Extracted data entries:
·····
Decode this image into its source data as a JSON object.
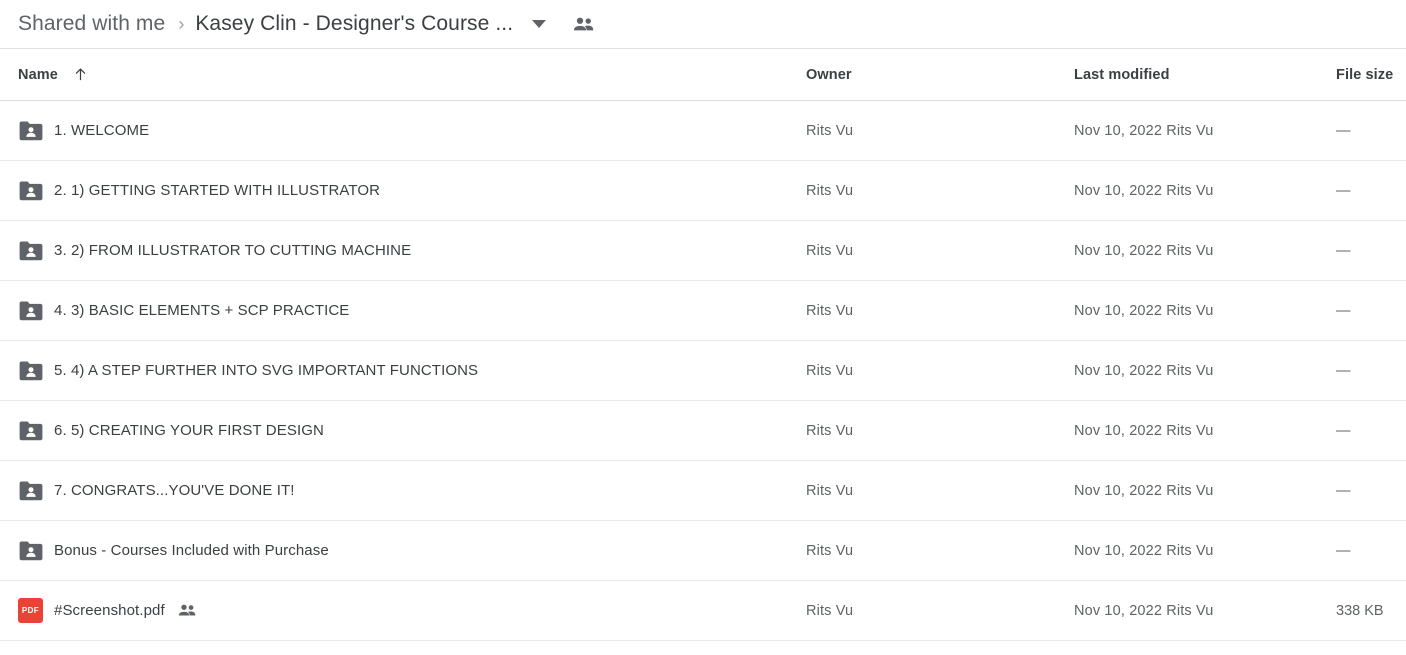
{
  "breadcrumb": {
    "parent": "Shared with me",
    "separator": "›",
    "current": "Kasey Clin - Designer's Course ...",
    "caret_icon": "chevron-down-icon",
    "people_icon": "people-icon"
  },
  "table": {
    "columns": {
      "name": "Name",
      "owner": "Owner",
      "modified": "Last modified",
      "size": "File size"
    },
    "sort": {
      "column": "Name",
      "direction": "asc",
      "icon": "arrow-up-icon"
    },
    "rows": [
      {
        "icon": "shared-folder-icon",
        "type": "folder",
        "name": "1. WELCOME",
        "owner": "Rits Vu",
        "modified": "Nov 10, 2022 Rits Vu",
        "size": "—",
        "shared": false
      },
      {
        "icon": "shared-folder-icon",
        "type": "folder",
        "name": "2. 1) GETTING STARTED WITH ILLUSTRATOR",
        "owner": "Rits Vu",
        "modified": "Nov 10, 2022 Rits Vu",
        "size": "—",
        "shared": false
      },
      {
        "icon": "shared-folder-icon",
        "type": "folder",
        "name": "3. 2) FROM ILLUSTRATOR TO CUTTING MACHINE",
        "owner": "Rits Vu",
        "modified": "Nov 10, 2022 Rits Vu",
        "size": "—",
        "shared": false
      },
      {
        "icon": "shared-folder-icon",
        "type": "folder",
        "name": "4. 3) BASIC ELEMENTS + SCP PRACTICE",
        "owner": "Rits Vu",
        "modified": "Nov 10, 2022 Rits Vu",
        "size": "—",
        "shared": false
      },
      {
        "icon": "shared-folder-icon",
        "type": "folder",
        "name": "5. 4) A STEP FURTHER INTO SVG IMPORTANT FUNCTIONS",
        "owner": "Rits Vu",
        "modified": "Nov 10, 2022 Rits Vu",
        "size": "—",
        "shared": false
      },
      {
        "icon": "shared-folder-icon",
        "type": "folder",
        "name": "6. 5) CREATING YOUR FIRST DESIGN",
        "owner": "Rits Vu",
        "modified": "Nov 10, 2022 Rits Vu",
        "size": "—",
        "shared": false
      },
      {
        "icon": "shared-folder-icon",
        "type": "folder",
        "name": "7. CONGRATS...YOU'VE DONE IT!",
        "owner": "Rits Vu",
        "modified": "Nov 10, 2022 Rits Vu",
        "size": "—",
        "shared": false
      },
      {
        "icon": "shared-folder-icon",
        "type": "folder",
        "name": "Bonus - Courses Included with Purchase",
        "owner": "Rits Vu",
        "modified": "Nov 10, 2022 Rits Vu",
        "size": "—",
        "shared": false
      },
      {
        "icon": "pdf-file-icon",
        "type": "pdf",
        "icon_label": "PDF",
        "name": "#Screenshot.pdf",
        "owner": "Rits Vu",
        "modified": "Nov 10, 2022 Rits Vu",
        "size": "338 KB",
        "shared": true
      }
    ]
  },
  "colors": {
    "pdf_red": "#ea4335",
    "folder_gray": "#5f6368",
    "text_primary": "#3c4043",
    "text_secondary": "#5f6368",
    "divider": "#e8eaed"
  }
}
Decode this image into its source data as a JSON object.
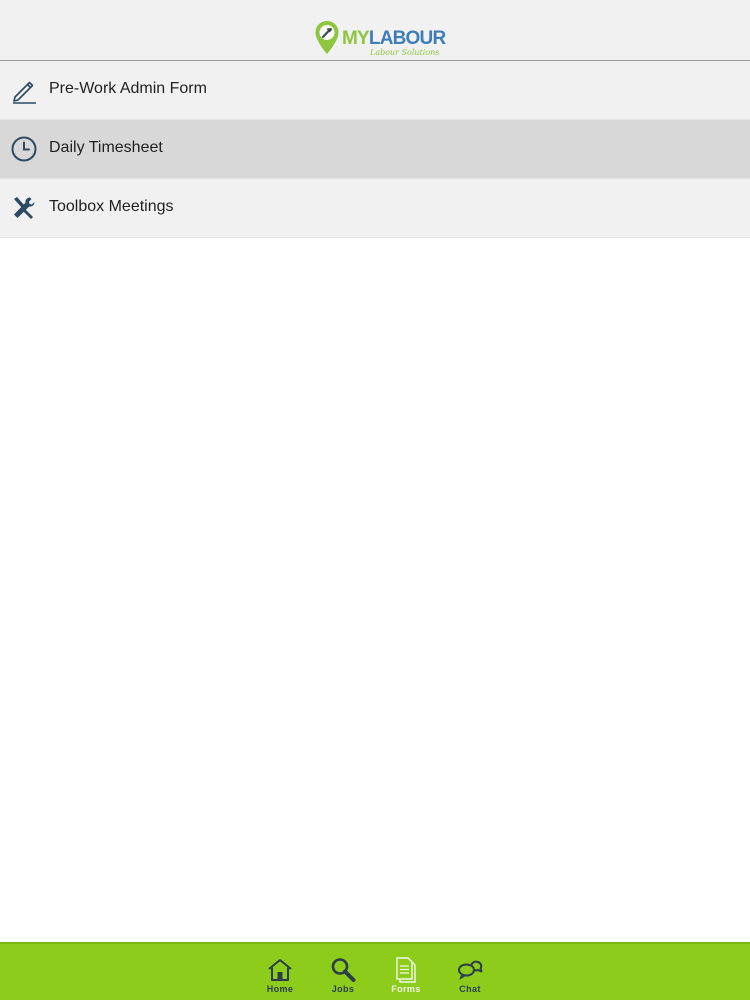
·····
*GOAL OF THE EXERCISE*: Transcribe every entry above exactly. Omit all pictures.

*RESPONSE*:
Decode this image into its source data as a JSON object.
{
  "breadcrumb": {
    "parent": "Shared with me",
    "separator": "›",
    "current": "Kasey Clin - Designer's Course ...",
    "caret_icon": "chevron-down-icon",
    "people_icon": "people-icon"
  },
  "table": {
    "columns": {
      "name": "Name",
      "owner": "Owner",
      "modified": "Last modified",
      "size": "File size"
    },
    "sort": {
      "column": "Name",
      "direction": "asc",
      "icon": "arrow-up-icon"
    },
    "rows": [
      {
        "icon": "shared-folder-icon",
        "type": "folder",
        "name": "1. WELCOME",
        "owner": "Rits Vu",
        "modified": "Nov 10, 2022 Rits Vu",
        "size": "—",
        "shared": false
      },
      {
        "icon": "shared-folder-icon",
        "type": "folder",
        "name": "2. 1) GETTING STARTED WITH ILLUSTRATOR",
        "owner": "Rits Vu",
        "modified": "Nov 10, 2022 Rits Vu",
        "size": "—",
        "shared": false
      },
      {
        "icon": "shared-folder-icon",
        "type": "folder",
        "name": "3. 2) FROM ILLUSTRATOR TO CUTTING MACHINE",
        "owner": "Rits Vu",
        "modified": "Nov 10, 2022 Rits Vu",
        "size": "—",
        "shared": false
      },
      {
        "icon": "shared-folder-icon",
        "type": "folder",
        "name": "4. 3) BASIC ELEMENTS + SCP PRACTICE",
        "owner": "Rits Vu",
        "modified": "Nov 10, 2022 Rits Vu",
        "size": "—",
        "shared": false
      },
      {
        "icon": "shared-folder-icon",
        "type": "folder",
        "name": "5. 4) A STEP FURTHER INTO SVG IMPORTANT FUNCTIONS",
        "owner": "Rits Vu",
        "modified": "Nov 10, 2022 Rits Vu",
        "size": "—",
        "shared": false
      },
      {
        "icon": "shared-folder-icon",
        "type": "folder",
        "name": "6. 5) CREATING YOUR FIRST DESIGN",
        "owner": "Rits Vu",
        "modified": "Nov 10, 2022 Rits Vu",
        "size": "—",
        "shared": false
      },
      {
        "icon": "shared-folder-icon",
        "type": "folder",
        "name": "7. CONGRATS...YOU'VE DONE IT!",
        "owner": "Rits Vu",
        "modified": "Nov 10, 2022 Rits Vu",
        "size": "—",
        "shared": false
      },
      {
        "icon": "shared-folder-icon",
        "type": "folder",
        "name": "Bonus - Courses Included with Purchase",
        "owner": "Rits Vu",
        "modified": "Nov 10, 2022 Rits Vu",
        "size": "—",
        "shared": false
      },
      {
        "icon": "pdf-file-icon",
        "type": "pdf",
        "icon_label": "PDF",
        "name": "#Screenshot.pdf",
        "owner": "Rits Vu",
        "modified": "Nov 10, 2022 Rits Vu",
        "size": "338 KB",
        "shared": true
      }
    ]
  },
  "colors": {
    "pdf_red": "#ea4335",
    "folder_gray": "#5f6368",
    "text_primary": "#3c4043",
    "text_secondary": "#5f6368",
    "divider": "#e8eaed"
  }
}
Decode this image into its source data as a JSON object.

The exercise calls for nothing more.